§ **Given task**: In the entries below, identify every line with the string "refresh" and copy it.

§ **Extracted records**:
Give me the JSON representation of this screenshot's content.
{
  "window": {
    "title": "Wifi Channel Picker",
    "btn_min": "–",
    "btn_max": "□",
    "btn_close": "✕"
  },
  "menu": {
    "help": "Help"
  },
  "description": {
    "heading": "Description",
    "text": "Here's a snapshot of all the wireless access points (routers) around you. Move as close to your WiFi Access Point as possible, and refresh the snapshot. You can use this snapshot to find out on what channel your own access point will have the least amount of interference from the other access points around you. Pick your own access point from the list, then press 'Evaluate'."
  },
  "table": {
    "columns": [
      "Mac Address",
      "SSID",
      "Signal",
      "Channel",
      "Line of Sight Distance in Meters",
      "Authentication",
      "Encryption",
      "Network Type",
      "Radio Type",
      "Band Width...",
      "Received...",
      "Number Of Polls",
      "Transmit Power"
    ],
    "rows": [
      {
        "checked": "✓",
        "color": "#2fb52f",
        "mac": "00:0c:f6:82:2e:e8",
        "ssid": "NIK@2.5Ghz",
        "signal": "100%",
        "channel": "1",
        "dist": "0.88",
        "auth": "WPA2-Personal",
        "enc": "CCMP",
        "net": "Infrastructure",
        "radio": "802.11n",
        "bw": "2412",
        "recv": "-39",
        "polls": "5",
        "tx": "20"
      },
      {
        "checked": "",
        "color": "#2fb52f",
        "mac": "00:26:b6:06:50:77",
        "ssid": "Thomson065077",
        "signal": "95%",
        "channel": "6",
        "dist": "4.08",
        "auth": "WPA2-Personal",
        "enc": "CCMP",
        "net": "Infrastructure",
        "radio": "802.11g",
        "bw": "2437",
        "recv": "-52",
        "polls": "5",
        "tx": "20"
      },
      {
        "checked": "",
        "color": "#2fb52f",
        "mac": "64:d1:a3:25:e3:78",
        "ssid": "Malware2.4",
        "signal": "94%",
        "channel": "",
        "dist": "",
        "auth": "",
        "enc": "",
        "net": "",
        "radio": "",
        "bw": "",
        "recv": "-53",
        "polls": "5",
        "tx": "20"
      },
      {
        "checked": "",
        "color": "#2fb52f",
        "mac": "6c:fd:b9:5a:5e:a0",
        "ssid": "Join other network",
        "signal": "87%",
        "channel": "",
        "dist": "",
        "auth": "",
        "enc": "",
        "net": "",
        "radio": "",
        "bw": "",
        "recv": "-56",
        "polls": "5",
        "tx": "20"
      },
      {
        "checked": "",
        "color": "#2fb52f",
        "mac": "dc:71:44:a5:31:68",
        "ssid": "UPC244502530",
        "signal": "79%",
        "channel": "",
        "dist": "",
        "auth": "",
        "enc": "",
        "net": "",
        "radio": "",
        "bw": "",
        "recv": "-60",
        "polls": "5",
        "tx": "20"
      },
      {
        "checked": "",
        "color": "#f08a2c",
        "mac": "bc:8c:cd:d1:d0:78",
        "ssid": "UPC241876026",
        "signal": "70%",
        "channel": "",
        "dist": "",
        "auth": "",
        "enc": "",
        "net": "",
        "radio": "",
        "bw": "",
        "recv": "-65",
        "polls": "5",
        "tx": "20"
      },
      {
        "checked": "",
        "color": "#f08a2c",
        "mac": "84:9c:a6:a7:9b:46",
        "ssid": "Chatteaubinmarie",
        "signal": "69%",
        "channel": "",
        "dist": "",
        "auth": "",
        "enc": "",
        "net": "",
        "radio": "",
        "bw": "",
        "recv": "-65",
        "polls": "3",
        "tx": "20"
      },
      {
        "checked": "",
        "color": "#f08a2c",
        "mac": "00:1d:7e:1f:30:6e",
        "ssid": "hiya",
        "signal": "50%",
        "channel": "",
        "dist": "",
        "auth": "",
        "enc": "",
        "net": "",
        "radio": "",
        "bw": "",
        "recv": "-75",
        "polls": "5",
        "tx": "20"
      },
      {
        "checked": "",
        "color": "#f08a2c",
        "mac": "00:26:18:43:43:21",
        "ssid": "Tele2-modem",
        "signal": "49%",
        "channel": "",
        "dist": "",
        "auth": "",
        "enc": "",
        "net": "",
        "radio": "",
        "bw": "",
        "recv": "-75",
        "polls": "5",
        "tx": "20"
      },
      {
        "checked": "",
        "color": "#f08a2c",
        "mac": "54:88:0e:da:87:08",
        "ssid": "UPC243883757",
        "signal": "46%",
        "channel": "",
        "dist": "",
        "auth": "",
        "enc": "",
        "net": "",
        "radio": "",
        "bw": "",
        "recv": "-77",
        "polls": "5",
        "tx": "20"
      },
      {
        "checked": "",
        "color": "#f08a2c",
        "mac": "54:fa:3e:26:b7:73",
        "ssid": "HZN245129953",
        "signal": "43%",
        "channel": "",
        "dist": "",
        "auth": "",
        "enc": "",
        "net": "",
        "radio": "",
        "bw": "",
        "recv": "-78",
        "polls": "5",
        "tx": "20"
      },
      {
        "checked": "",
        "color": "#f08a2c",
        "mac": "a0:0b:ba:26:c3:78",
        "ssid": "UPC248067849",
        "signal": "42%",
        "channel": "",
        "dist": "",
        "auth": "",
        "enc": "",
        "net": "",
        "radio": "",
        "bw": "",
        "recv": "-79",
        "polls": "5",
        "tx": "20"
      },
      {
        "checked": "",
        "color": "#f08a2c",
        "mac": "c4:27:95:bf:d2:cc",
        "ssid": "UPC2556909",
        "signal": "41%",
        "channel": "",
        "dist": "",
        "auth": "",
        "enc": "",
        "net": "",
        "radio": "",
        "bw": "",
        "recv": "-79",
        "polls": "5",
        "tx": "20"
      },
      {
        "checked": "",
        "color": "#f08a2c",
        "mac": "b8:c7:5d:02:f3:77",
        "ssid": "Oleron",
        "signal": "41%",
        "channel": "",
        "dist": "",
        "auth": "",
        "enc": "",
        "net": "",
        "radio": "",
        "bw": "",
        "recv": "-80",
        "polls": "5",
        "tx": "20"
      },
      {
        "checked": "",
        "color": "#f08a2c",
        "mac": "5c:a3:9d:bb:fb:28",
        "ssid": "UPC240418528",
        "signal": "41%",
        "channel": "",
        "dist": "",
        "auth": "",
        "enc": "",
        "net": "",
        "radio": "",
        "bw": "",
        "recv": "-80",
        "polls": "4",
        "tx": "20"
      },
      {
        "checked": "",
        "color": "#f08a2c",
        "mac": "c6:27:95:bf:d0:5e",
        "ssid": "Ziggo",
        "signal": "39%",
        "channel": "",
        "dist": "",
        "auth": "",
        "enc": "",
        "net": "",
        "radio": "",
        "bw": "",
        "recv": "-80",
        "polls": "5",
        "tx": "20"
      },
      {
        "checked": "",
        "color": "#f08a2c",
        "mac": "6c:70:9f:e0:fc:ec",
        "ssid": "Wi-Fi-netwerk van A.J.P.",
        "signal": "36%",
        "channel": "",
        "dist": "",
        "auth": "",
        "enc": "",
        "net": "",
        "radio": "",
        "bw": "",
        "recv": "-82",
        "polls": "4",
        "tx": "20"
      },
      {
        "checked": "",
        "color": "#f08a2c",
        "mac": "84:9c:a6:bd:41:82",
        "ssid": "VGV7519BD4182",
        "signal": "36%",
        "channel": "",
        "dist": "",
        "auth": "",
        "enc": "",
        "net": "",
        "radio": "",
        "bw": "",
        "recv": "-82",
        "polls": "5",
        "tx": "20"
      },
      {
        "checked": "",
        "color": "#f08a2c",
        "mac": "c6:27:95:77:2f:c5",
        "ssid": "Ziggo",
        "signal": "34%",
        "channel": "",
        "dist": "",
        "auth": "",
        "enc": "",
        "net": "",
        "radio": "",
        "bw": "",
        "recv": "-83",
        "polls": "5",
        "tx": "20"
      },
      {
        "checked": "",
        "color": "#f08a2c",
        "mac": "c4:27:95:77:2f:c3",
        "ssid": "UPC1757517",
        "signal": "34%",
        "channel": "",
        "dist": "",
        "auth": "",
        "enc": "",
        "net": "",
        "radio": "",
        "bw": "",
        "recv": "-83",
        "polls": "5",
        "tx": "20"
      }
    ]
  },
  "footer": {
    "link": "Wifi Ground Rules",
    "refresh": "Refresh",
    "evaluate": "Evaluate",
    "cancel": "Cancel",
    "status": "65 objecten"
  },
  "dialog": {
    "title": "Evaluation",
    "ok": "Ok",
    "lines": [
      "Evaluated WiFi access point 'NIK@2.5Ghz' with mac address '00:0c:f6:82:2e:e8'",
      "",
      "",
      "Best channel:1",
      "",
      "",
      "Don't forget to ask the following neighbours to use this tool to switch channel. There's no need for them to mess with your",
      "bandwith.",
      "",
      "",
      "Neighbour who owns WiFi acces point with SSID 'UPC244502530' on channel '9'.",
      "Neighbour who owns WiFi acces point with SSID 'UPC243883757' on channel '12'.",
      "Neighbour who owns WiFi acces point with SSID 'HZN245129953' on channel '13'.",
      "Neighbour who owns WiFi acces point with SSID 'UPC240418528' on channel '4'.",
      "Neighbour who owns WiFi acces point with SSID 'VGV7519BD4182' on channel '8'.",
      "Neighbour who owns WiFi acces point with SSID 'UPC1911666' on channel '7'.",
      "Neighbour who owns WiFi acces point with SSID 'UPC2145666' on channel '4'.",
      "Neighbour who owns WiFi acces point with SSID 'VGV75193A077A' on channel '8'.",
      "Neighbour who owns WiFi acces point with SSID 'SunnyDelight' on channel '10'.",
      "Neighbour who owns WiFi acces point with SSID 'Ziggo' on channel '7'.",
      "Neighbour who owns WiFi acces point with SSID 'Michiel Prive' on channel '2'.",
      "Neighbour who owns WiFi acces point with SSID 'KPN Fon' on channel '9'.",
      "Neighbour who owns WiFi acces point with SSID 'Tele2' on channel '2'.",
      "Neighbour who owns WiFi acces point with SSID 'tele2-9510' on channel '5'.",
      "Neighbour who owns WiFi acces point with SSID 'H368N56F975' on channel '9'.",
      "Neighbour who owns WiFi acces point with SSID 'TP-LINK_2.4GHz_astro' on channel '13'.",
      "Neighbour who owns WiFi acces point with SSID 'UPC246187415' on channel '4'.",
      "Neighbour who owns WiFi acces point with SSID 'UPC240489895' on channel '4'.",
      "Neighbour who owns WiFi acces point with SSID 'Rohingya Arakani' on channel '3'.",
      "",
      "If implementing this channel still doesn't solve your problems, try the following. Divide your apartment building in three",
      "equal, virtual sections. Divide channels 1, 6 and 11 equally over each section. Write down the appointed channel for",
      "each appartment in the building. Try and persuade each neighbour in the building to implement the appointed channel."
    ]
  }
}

§ **Response to the task**:
    "text": "Here's a snapshot of all the wireless access points (routers) around you. Move as close to your WiFi Access Point as possible, and refresh the snapshot. You can use this snapshot to find out on what channel your own access point will have the least amount of interference from the other access points around you. Pick your own access point from the list, then press 'Evaluate'."
    "refresh": "Refresh",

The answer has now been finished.